Dataset records:
---------------

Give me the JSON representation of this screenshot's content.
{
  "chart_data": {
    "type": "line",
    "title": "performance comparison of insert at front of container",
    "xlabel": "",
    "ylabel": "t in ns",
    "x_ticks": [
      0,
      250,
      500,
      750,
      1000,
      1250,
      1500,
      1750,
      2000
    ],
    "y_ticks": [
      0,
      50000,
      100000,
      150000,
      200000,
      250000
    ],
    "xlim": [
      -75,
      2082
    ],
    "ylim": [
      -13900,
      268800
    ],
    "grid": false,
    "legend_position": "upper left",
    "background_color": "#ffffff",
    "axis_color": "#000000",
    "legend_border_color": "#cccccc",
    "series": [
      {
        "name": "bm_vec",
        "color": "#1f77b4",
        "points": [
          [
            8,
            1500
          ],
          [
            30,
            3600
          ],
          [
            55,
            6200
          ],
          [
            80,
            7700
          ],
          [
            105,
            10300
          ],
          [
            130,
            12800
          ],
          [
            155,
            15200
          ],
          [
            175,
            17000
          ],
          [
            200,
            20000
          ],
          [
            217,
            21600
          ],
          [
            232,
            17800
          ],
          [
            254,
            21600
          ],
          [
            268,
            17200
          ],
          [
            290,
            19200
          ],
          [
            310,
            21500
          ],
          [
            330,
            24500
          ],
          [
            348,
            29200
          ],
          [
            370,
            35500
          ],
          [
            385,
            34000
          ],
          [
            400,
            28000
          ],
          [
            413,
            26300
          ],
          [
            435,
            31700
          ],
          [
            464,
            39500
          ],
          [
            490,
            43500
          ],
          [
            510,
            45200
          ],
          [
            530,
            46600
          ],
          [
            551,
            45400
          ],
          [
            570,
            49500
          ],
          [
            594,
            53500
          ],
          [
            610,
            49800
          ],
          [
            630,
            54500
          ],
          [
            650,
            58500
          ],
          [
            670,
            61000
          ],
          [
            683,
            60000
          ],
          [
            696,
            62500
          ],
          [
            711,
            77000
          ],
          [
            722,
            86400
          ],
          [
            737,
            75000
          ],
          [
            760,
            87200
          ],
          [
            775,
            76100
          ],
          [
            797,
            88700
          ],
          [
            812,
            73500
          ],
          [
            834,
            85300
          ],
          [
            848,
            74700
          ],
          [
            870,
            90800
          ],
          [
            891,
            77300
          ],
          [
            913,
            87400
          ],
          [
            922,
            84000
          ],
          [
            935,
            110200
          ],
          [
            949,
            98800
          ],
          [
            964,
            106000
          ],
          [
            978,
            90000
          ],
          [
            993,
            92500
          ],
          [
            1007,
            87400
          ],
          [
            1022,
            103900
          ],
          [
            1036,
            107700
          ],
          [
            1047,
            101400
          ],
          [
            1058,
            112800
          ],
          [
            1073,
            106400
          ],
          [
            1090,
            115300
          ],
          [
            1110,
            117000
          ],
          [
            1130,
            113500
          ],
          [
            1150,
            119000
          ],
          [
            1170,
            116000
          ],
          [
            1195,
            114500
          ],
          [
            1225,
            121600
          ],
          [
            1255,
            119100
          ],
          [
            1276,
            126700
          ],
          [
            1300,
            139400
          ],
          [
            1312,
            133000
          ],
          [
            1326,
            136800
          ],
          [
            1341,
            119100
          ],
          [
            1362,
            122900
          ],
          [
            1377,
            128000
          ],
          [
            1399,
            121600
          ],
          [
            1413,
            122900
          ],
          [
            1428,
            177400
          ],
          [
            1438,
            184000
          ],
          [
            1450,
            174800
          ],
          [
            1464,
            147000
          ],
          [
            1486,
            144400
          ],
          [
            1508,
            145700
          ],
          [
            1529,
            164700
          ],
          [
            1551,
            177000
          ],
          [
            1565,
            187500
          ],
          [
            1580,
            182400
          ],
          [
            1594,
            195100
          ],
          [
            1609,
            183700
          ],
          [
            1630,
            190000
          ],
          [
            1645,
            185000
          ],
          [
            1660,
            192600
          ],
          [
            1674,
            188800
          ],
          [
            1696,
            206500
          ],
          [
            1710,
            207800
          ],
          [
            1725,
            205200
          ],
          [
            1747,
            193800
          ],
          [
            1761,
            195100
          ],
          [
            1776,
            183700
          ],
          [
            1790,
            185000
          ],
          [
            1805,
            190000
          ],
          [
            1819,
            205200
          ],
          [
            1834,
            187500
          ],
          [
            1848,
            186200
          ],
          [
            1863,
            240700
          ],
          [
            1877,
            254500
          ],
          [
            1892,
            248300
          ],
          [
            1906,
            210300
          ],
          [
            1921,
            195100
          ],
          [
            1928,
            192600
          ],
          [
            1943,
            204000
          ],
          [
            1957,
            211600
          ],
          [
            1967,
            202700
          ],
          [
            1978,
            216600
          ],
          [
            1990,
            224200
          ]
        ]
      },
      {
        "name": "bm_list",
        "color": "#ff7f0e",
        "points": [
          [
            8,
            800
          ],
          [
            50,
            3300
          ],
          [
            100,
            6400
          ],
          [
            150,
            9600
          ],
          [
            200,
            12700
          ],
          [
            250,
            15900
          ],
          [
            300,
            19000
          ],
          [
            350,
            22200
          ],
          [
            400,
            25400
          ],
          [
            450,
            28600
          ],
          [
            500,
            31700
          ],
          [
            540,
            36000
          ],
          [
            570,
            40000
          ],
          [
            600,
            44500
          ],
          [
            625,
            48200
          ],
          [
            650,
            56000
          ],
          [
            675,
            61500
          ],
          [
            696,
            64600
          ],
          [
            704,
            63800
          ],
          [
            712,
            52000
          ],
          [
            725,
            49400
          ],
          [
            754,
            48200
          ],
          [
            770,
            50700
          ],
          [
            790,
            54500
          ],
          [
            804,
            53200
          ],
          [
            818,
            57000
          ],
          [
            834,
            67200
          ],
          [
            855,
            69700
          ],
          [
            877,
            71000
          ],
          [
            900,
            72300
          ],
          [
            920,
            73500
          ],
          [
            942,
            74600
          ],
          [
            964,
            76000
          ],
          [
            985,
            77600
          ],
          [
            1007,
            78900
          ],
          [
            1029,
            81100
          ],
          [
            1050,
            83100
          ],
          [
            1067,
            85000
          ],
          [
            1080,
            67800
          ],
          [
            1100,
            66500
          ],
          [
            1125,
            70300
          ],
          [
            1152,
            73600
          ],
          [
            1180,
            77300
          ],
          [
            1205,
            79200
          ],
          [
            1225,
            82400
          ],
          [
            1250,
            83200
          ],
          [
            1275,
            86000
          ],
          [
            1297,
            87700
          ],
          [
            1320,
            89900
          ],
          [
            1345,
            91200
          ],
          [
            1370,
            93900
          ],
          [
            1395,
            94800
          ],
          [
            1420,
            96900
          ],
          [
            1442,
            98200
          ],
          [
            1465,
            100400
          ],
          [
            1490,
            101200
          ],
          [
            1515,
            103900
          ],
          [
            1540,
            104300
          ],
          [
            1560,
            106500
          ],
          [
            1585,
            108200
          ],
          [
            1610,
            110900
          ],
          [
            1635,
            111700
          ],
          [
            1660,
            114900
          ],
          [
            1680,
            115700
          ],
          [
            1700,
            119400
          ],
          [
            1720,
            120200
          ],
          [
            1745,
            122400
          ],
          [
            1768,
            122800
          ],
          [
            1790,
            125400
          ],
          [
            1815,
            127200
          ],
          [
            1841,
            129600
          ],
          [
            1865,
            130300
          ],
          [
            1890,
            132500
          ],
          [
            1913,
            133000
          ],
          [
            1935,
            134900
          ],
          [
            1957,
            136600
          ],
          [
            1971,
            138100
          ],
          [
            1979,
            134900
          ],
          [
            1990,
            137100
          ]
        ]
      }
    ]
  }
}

---------------

- _To do_
Without omitting anything, output the entries exactly.

- _Completed exercise_
Give me the JSON representation of this screenshot's content.
{
  "chart_data": {
    "type": "line",
    "title": "performance comparison of insert at front of container",
    "xlabel": "",
    "ylabel": "t in ns",
    "x_ticks": [
      0,
      250,
      500,
      750,
      1000,
      1250,
      1500,
      1750,
      2000
    ],
    "y_ticks": [
      0,
      50000,
      100000,
      150000,
      200000,
      250000
    ],
    "xlim": [
      -75,
      2082
    ],
    "ylim": [
      -13900,
      268800
    ],
    "grid": false,
    "legend_position": "upper left",
    "background_color": "#ffffff",
    "axis_color": "#000000",
    "legend_border_color": "#cccccc",
    "series": [
      {
        "name": "bm_vec",
        "color": "#1f77b4",
        "points": [
          [
            8,
            1500
          ],
          [
            30,
            3600
          ],
          [
            55,
            6200
          ],
          [
            80,
            7700
          ],
          [
            105,
            10300
          ],
          [
            130,
            12800
          ],
          [
            155,
            15200
          ],
          [
            175,
            17000
          ],
          [
            200,
            20000
          ],
          [
            217,
            21600
          ],
          [
            232,
            17800
          ],
          [
            254,
            21600
          ],
          [
            268,
            17200
          ],
          [
            290,
            19200
          ],
          [
            310,
            21500
          ],
          [
            330,
            24500
          ],
          [
            348,
            29200
          ],
          [
            370,
            35500
          ],
          [
            385,
            34000
          ],
          [
            400,
            28000
          ],
          [
            413,
            26300
          ],
          [
            435,
            31700
          ],
          [
            464,
            39500
          ],
          [
            490,
            43500
          ],
          [
            510,
            45200
          ],
          [
            530,
            46600
          ],
          [
            551,
            45400
          ],
          [
            570,
            49500
          ],
          [
            594,
            53500
          ],
          [
            610,
            49800
          ],
          [
            630,
            54500
          ],
          [
            650,
            58500
          ],
          [
            670,
            61000
          ],
          [
            683,
            60000
          ],
          [
            696,
            62500
          ],
          [
            711,
            77000
          ],
          [
            722,
            86400
          ],
          [
            737,
            75000
          ],
          [
            760,
            87200
          ],
          [
            775,
            76100
          ],
          [
            797,
            88700
          ],
          [
            812,
            73500
          ],
          [
            834,
            85300
          ],
          [
            848,
            74700
          ],
          [
            870,
            90800
          ],
          [
            891,
            77300
          ],
          [
            913,
            87400
          ],
          [
            922,
            84000
          ],
          [
            935,
            110200
          ],
          [
            949,
            98800
          ],
          [
            964,
            106000
          ],
          [
            978,
            90000
          ],
          [
            993,
            92500
          ],
          [
            1007,
            87400
          ],
          [
            1022,
            103900
          ],
          [
            1036,
            107700
          ],
          [
            1047,
            101400
          ],
          [
            1058,
            112800
          ],
          [
            1073,
            106400
          ],
          [
            1090,
            115300
          ],
          [
            1110,
            117000
          ],
          [
            1130,
            113500
          ],
          [
            1150,
            119000
          ],
          [
            1170,
            116000
          ],
          [
            1195,
            114500
          ],
          [
            1225,
            121600
          ],
          [
            1255,
            119100
          ],
          [
            1276,
            126700
          ],
          [
            1300,
            139400
          ],
          [
            1312,
            133000
          ],
          [
            1326,
            136800
          ],
          [
            1341,
            119100
          ],
          [
            1362,
            122900
          ],
          [
            1377,
            128000
          ],
          [
            1399,
            121600
          ],
          [
            1413,
            122900
          ],
          [
            1428,
            177400
          ],
          [
            1438,
            184000
          ],
          [
            1450,
            174800
          ],
          [
            1464,
            147000
          ],
          [
            1486,
            144400
          ],
          [
            1508,
            145700
          ],
          [
            1529,
            164700
          ],
          [
            1551,
            177000
          ],
          [
            1565,
            187500
          ],
          [
            1580,
            182400
          ],
          [
            1594,
            195100
          ],
          [
            1609,
            183700
          ],
          [
            1630,
            190000
          ],
          [
            1645,
            185000
          ],
          [
            1660,
            192600
          ],
          [
            1674,
            188800
          ],
          [
            1696,
            206500
          ],
          [
            1710,
            207800
          ],
          [
            1725,
            205200
          ],
          [
            1747,
            193800
          ],
          [
            1761,
            195100
          ],
          [
            1776,
            183700
          ],
          [
            1790,
            185000
          ],
          [
            1805,
            190000
          ],
          [
            1819,
            205200
          ],
          [
            1834,
            187500
          ],
          [
            1848,
            186200
          ],
          [
            1863,
            240700
          ],
          [
            1877,
            254500
          ],
          [
            1892,
            248300
          ],
          [
            1906,
            210300
          ],
          [
            1921,
            195100
          ],
          [
            1928,
            192600
          ],
          [
            1943,
            204000
          ],
          [
            1957,
            211600
          ],
          [
            1967,
            202700
          ],
          [
            1978,
            216600
          ],
          [
            1990,
            224200
          ]
        ]
      },
      {
        "name": "bm_list",
        "color": "#ff7f0e",
        "points": [
          [
            8,
            800
          ],
          [
            50,
            3300
          ],
          [
            100,
            6400
          ],
          [
            150,
            9600
          ],
          [
            200,
            12700
          ],
          [
            250,
            15900
          ],
          [
            300,
            19000
          ],
          [
            350,
            22200
          ],
          [
            400,
            25400
          ],
          [
            450,
            28600
          ],
          [
            500,
            31700
          ],
          [
            540,
            36000
          ],
          [
            570,
            40000
          ],
          [
            600,
            44500
          ],
          [
            625,
            48200
          ],
          [
            650,
            56000
          ],
          [
            675,
            61500
          ],
          [
            696,
            64600
          ],
          [
            704,
            63800
          ],
          [
            712,
            52000
          ],
          [
            725,
            49400
          ],
          [
            754,
            48200
          ],
          [
            770,
            50700
          ],
          [
            790,
            54500
          ],
          [
            804,
            53200
          ],
          [
            818,
            57000
          ],
          [
            834,
            67200
          ],
          [
            855,
            69700
          ],
          [
            877,
            71000
          ],
          [
            900,
            72300
          ],
          [
            920,
            73500
          ],
          [
            942,
            74600
          ],
          [
            964,
            76000
          ],
          [
            985,
            77600
          ],
          [
            1007,
            78900
          ],
          [
            1029,
            81100
          ],
          [
            1050,
            83100
          ],
          [
            1067,
            85000
          ],
          [
            1080,
            67800
          ],
          [
            1100,
            66500
          ],
          [
            1125,
            70300
          ],
          [
            1152,
            73600
          ],
          [
            1180,
            77300
          ],
          [
            1205,
            79200
          ],
          [
            1225,
            82400
          ],
          [
            1250,
            83200
          ],
          [
            1275,
            86000
          ],
          [
            1297,
            87700
          ],
          [
            1320,
            89900
          ],
          [
            1345,
            91200
          ],
          [
            1370,
            93900
          ],
          [
            1395,
            94800
          ],
          [
            1420,
            96900
          ],
          [
            1442,
            98200
          ],
          [
            1465,
            100400
          ],
          [
            1490,
            101200
          ],
          [
            1515,
            103900
          ],
          [
            1540,
            104300
          ],
          [
            1560,
            106500
          ],
          [
            1585,
            108200
          ],
          [
            1610,
            110900
          ],
          [
            1635,
            111700
          ],
          [
            1660,
            114900
          ],
          [
            1680,
            115700
          ],
          [
            1700,
            119400
          ],
          [
            1720,
            120200
          ],
          [
            1745,
            122400
          ],
          [
            1768,
            122800
          ],
          [
            1790,
            125400
          ],
          [
            1815,
            127200
          ],
          [
            1841,
            129600
          ],
          [
            1865,
            130300
          ],
          [
            1890,
            132500
          ],
          [
            1913,
            133000
          ],
          [
            1935,
            134900
          ],
          [
            1957,
            136600
          ],
          [
            1971,
            138100
          ],
          [
            1979,
            134900
          ],
          [
            1990,
            137100
          ]
        ]
      }
    ]
  }
}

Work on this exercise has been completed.